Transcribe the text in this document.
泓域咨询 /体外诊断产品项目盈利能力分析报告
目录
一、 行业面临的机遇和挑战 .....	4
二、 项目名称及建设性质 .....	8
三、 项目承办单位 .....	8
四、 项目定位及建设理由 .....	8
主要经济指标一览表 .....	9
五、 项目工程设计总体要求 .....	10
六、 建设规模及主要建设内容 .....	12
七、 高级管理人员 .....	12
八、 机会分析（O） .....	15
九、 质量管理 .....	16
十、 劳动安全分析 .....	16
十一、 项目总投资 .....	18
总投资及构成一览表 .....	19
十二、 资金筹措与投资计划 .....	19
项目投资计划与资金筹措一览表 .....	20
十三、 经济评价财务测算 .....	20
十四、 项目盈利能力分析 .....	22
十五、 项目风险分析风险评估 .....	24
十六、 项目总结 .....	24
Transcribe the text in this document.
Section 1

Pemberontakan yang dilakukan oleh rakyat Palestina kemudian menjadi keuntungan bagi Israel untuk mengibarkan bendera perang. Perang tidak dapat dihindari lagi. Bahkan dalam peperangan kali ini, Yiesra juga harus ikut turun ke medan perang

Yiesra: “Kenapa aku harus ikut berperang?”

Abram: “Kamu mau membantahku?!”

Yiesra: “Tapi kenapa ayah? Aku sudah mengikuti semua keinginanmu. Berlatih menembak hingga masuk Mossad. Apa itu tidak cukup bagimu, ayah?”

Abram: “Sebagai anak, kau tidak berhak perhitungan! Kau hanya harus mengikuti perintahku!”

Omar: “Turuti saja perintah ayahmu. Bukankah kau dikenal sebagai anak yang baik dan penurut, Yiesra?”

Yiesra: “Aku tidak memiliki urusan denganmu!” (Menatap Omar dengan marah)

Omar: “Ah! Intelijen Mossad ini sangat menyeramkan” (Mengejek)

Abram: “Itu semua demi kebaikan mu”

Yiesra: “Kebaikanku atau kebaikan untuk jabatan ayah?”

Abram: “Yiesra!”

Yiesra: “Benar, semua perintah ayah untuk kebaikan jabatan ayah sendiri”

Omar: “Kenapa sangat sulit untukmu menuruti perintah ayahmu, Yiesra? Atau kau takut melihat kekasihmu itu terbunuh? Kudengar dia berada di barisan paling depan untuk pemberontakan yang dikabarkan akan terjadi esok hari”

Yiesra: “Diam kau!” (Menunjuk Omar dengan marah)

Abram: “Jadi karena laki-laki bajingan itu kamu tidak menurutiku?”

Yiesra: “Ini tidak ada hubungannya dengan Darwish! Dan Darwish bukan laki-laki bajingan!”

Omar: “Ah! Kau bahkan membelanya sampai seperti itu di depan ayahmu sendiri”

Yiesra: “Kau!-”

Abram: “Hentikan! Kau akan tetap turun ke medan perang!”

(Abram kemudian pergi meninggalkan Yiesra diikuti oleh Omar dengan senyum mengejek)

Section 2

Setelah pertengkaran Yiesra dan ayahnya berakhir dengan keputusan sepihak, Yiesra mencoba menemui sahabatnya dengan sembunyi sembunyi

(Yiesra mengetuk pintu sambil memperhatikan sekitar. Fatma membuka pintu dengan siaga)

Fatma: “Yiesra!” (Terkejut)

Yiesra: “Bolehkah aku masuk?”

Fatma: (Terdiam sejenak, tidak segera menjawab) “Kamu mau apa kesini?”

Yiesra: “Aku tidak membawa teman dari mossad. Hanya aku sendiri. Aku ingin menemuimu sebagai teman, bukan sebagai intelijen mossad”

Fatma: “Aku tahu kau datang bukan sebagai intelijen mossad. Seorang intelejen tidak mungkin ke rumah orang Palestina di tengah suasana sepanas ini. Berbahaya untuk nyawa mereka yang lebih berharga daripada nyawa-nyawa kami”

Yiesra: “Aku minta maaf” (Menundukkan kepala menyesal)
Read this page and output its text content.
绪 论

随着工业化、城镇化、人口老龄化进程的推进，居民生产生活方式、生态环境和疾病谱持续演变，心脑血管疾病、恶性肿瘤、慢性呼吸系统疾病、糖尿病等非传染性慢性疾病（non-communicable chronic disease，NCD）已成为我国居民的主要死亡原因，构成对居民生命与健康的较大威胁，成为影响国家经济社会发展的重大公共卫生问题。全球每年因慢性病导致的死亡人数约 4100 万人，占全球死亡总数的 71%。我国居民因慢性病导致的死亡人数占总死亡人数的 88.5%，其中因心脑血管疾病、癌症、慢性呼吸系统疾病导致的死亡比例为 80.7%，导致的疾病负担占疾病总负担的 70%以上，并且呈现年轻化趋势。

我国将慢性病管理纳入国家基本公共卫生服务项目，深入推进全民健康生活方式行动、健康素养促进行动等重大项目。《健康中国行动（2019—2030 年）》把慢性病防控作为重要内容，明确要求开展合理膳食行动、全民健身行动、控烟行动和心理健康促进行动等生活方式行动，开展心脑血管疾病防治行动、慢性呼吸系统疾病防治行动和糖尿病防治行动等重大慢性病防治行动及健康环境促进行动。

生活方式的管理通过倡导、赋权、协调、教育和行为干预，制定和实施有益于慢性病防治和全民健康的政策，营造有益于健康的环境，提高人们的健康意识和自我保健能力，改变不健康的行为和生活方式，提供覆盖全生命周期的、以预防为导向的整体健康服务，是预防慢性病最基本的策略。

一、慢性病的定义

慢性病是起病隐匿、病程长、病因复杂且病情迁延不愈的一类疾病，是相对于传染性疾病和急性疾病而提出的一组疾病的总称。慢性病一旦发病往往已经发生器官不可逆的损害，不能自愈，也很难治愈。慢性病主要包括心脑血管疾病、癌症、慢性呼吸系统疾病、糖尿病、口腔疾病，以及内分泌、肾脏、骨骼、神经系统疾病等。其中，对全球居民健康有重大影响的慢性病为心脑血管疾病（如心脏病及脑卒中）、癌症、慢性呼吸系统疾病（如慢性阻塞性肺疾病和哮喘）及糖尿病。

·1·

--------------------------------

== What is required ==
Output all records verbatim.

== Final result ==
Transcribe the text in this document.
泓域咨询 /体外诊断产品项目盈利能力分析报告
目录
一、 行业面临的机遇和挑战 .....	4
二、 项目名称及建设性质 .....	8
三、 项目承办单位 .....	8
四、 项目定位及建设理由 .....	8
主要经济指标一览表 .....	9
五、 项目工程设计总体要求 .....	10
六、 建设规模及主要建设内容 .....	12
七、 高级管理人员 .....	12
八、 机会分析（O） .....	15
九、 质量管理 .....	16
十、 劳动安全分析 .....	16
十一、 项目总投资 .....	18
总投资及构成一览表 .....	19
十二、 资金筹措与投资计划 .....	19
项目投资计划与资金筹措一览表 .....	20
十三、 经济评价财务测算 .....	20
十四、 项目盈利能力分析 .....	22
十五、 项目风险分析风险评估 .....	24
十六、 项目总结 .....	24
Transcribe the text in this document.
Section 1

Pemberontakan yang dilakukan oleh rakyat Palestina kemudian menjadi keuntungan bagi Israel untuk mengibarkan bendera perang. Perang tidak dapat dihindari lagi. Bahkan dalam peperangan kali ini, Yiesra juga harus ikut turun ke medan perang

Yiesra: “Kenapa aku harus ikut berperang?”

Abram: “Kamu mau membantahku?!”

Yiesra: “Tapi kenapa ayah? Aku sudah mengikuti semua keinginanmu. Berlatih menembak hingga masuk Mossad. Apa itu tidak cukup bagimu, ayah?”

Abram: “Sebagai anak, kau tidak berhak perhitungan! Kau hanya harus mengikuti perintahku!”

Omar: “Turuti saja perintah ayahmu. Bukankah kau dikenal sebagai anak yang baik dan penurut, Yiesra?”

Yiesra: “Aku tidak memiliki urusan denganmu!” (Menatap Omar dengan marah)

Omar: “Ah! Intelijen Mossad ini sangat menyeramkan” (Mengejek)

Abram: “Itu semua demi kebaikan mu”

Yiesra: “Kebaikanku atau kebaikan untuk jabatan ayah?”

Abram: “Yiesra!”

Yiesra: “Benar, semua perintah ayah untuk kebaikan jabatan ayah sendiri”

Omar: “Kenapa sangat sulit untukmu menuruti perintah ayahmu, Yiesra? Atau kau takut melihat kekasihmu itu terbunuh? Kudengar dia berada di barisan paling depan untuk pemberontakan yang dikabarkan akan terjadi esok hari”

Yiesra: “Diam kau!” (Menunjuk Omar dengan marah)

Abram: “Jadi karena laki-laki bajingan itu kamu tidak menurutiku?”

Yiesra: “Ini tidak ada hubungannya dengan Darwish! Dan Darwish bukan laki-laki bajingan!”

Omar: “Ah! Kau bahkan membelanya sampai seperti itu di depan ayahmu sendiri”

Yiesra: “Kau!-”

Abram: “Hentikan! Kau akan tetap turun ke medan perang!”

(Abram kemudian pergi meninggalkan Yiesra diikuti oleh Omar dengan senyum mengejek)

Section 2

Setelah pertengkaran Yiesra dan ayahnya berakhir dengan keputusan sepihak, Yiesra mencoba menemui sahabatnya dengan sembunyi sembunyi

(Yiesra mengetuk pintu sambil memperhatikan sekitar. Fatma membuka pintu dengan siaga)

Fatma: “Yiesra!” (Terkejut)

Yiesra: “Bolehkah aku masuk?”

Fatma: (Terdiam sejenak, tidak segera menjawab) “Kamu mau apa kesini?”

Yiesra: “Aku tidak membawa teman dari mossad. Hanya aku sendiri. Aku ingin menemuimu sebagai teman, bukan sebagai intelijen mossad”

Fatma: “Aku tahu kau datang bukan sebagai intelijen mossad. Seorang intelejen tidak mungkin ke rumah orang Palestina di tengah suasana sepanas ini. Berbahaya untuk nyawa mereka yang lebih berharga daripada nyawa-nyawa kami”

Yiesra: “Aku minta maaf” (Menundukkan kepala menyesal)
Read this page and output its text content.
绪 论

随着工业化、城镇化、人口老龄化进程的推进，居民生产生活方式、生态环境和疾病谱持续演变，心脑血管疾病、恶性肿瘤、慢性呼吸系统疾病、糖尿病等非传染性慢性疾病（non-communicable chronic disease，NCD）已成为我国居民的主要死亡原因，构成对居民生命与健康的较大威胁，成为影响国家经济社会发展的重大公共卫生问题。全球每年因慢性病导致的死亡人数约 4100 万人，占全球死亡总数的 71%。我国居民因慢性病导致的死亡人数占总死亡人数的 88.5%，其中因心脑血管疾病、癌症、慢性呼吸系统疾病导致的死亡比例为 80.7%，导致的疾病负担占疾病总负担的 70%以上，并且呈现年轻化趋势。

我国将慢性病管理纳入国家基本公共卫生服务项目，深入推进全民健康生活方式行动、健康素养促进行动等重大项目。《健康中国行动（2019—2030 年）》把慢性病防控作为重要内容，明确要求开展合理膳食行动、全民健身行动、控烟行动和心理健康促进行动等生活方式行动，开展心脑血管疾病防治行动、慢性呼吸系统疾病防治行动和糖尿病防治行动等重大慢性病防治行动及健康环境促进行动。

生活方式的管理通过倡导、赋权、协调、教育和行为干预，制定和实施有益于慢性病防治和全民健康的政策，营造有益于健康的环境，提高人们的健康意识和自我保健能力，改变不健康的行为和生活方式，提供覆盖全生命周期的、以预防为导向的整体健康服务，是预防慢性病最基本的策略。

一、慢性病的定义

慢性病是起病隐匿、病程长、病因复杂且病情迁延不愈的一类疾病，是相对于传染性疾病和急性疾病而提出的一组疾病的总称。慢性病一旦发病往往已经发生器官不可逆的损害，不能自愈，也很难治愈。慢性病主要包括心脑血管疾病、癌症、慢性呼吸系统疾病、糖尿病、口腔疾病，以及内分泌、肾脏、骨骼、神经系统疾病等。其中，对全球居民健康有重大影响的慢性病为心脑血管疾病（如心脏病及脑卒中）、癌症、慢性呼吸系统疾病（如慢性阻塞性肺疾病和哮喘）及糖尿病。

·1·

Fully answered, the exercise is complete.